What to do:
For every line in the records that has the word "นยกเล", make a copy.

──────────

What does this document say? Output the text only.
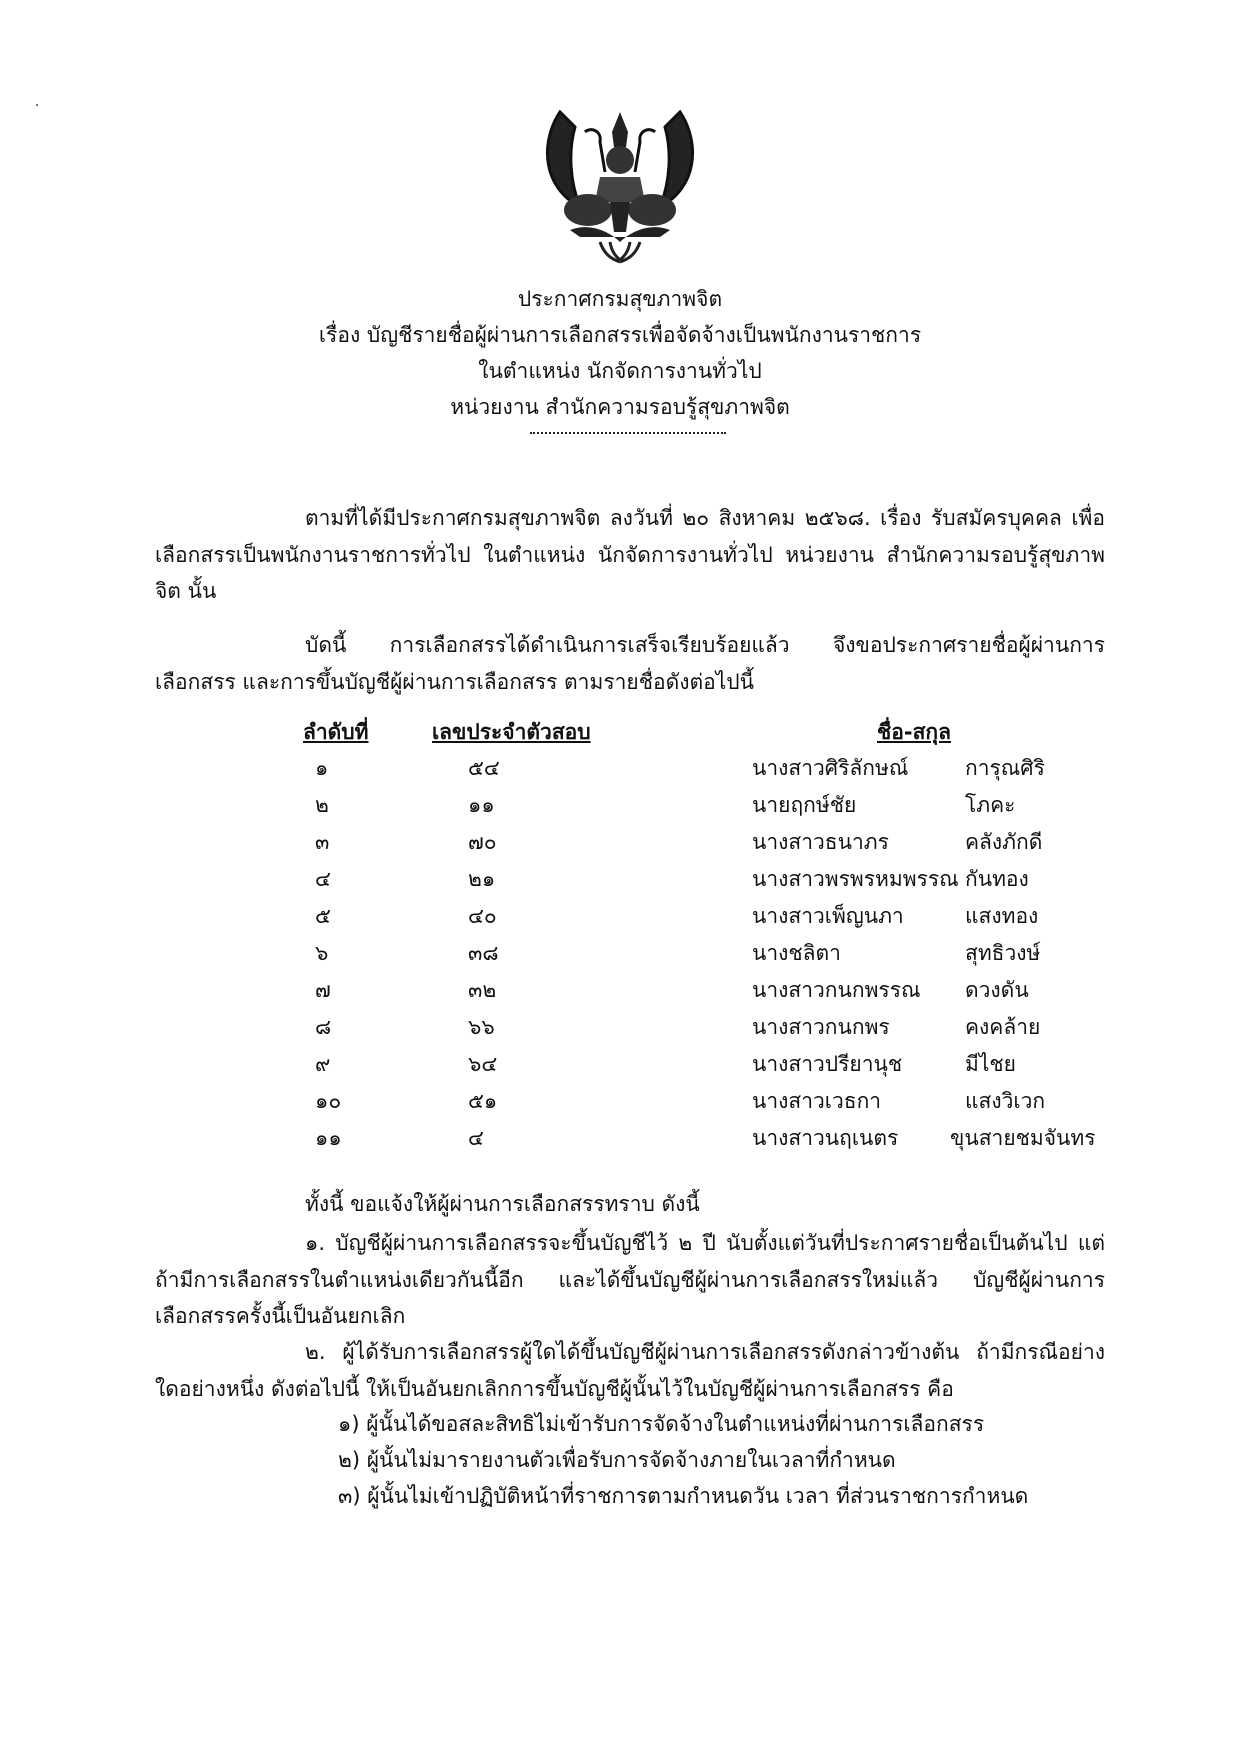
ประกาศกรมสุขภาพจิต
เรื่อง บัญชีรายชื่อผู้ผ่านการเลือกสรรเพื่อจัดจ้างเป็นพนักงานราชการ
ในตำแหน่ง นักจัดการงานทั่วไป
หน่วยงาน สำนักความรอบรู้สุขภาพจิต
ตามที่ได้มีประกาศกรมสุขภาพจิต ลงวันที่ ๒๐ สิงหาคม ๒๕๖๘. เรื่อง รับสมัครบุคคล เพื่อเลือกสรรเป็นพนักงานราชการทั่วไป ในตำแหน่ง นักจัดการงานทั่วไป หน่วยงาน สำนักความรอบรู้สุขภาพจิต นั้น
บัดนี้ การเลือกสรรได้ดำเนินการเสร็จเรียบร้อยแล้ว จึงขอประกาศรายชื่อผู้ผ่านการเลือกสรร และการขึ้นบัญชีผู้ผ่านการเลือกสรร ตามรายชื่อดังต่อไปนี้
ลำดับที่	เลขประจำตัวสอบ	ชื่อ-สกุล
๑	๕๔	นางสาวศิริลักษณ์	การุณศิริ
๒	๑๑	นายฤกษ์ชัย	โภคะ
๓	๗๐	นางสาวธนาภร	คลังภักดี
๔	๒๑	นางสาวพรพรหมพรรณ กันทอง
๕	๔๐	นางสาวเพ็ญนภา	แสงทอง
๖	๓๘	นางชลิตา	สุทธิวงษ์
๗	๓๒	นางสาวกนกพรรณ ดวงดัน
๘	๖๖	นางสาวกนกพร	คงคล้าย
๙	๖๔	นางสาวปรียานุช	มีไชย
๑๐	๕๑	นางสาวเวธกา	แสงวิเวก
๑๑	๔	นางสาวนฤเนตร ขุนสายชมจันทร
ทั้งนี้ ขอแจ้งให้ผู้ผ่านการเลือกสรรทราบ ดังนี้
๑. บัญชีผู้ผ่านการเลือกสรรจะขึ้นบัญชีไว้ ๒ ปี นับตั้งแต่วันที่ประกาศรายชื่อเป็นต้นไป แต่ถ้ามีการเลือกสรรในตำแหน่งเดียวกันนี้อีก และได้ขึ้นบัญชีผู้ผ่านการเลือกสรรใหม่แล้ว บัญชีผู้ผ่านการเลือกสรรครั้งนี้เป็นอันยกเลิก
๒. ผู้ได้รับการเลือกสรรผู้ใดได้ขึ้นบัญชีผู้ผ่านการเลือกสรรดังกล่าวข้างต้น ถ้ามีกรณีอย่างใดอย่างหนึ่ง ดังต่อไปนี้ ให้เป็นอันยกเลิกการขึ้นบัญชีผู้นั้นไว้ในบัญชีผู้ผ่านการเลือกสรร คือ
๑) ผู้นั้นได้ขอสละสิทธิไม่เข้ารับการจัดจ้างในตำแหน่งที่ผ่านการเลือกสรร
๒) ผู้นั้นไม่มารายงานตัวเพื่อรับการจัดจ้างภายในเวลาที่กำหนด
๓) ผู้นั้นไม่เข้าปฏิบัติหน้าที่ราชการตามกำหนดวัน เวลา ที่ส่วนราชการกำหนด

──────────

Right answer:
๑. บัญชีผู้ผ่านการเลือกสรรจะขึ้นบัญชีไว้ ๒ ปี นับตั้งแต่วันที่ประกาศรายชื่อเป็นต้นไป แต่ถ้ามีการเลือกสรรในตำแหน่งเดียวกันนี้อีก และได้ขึ้นบัญชีผู้ผ่านการเลือกสรรใหม่แล้ว บัญชีผู้ผ่านการเลือกสรรครั้งนี้เป็นอันยกเลิก
๒. ผู้ได้รับการเลือกสรรผู้ใดได้ขึ้นบัญชีผู้ผ่านการเลือกสรรดังกล่าวข้างต้น ถ้ามีกรณีอย่างใดอย่างหนึ่ง ดังต่อไปนี้ ให้เป็นอันยกเลิกการขึ้นบัญชีผู้นั้นไว้ในบัญชีผู้ผ่านการเลือกสรร คือ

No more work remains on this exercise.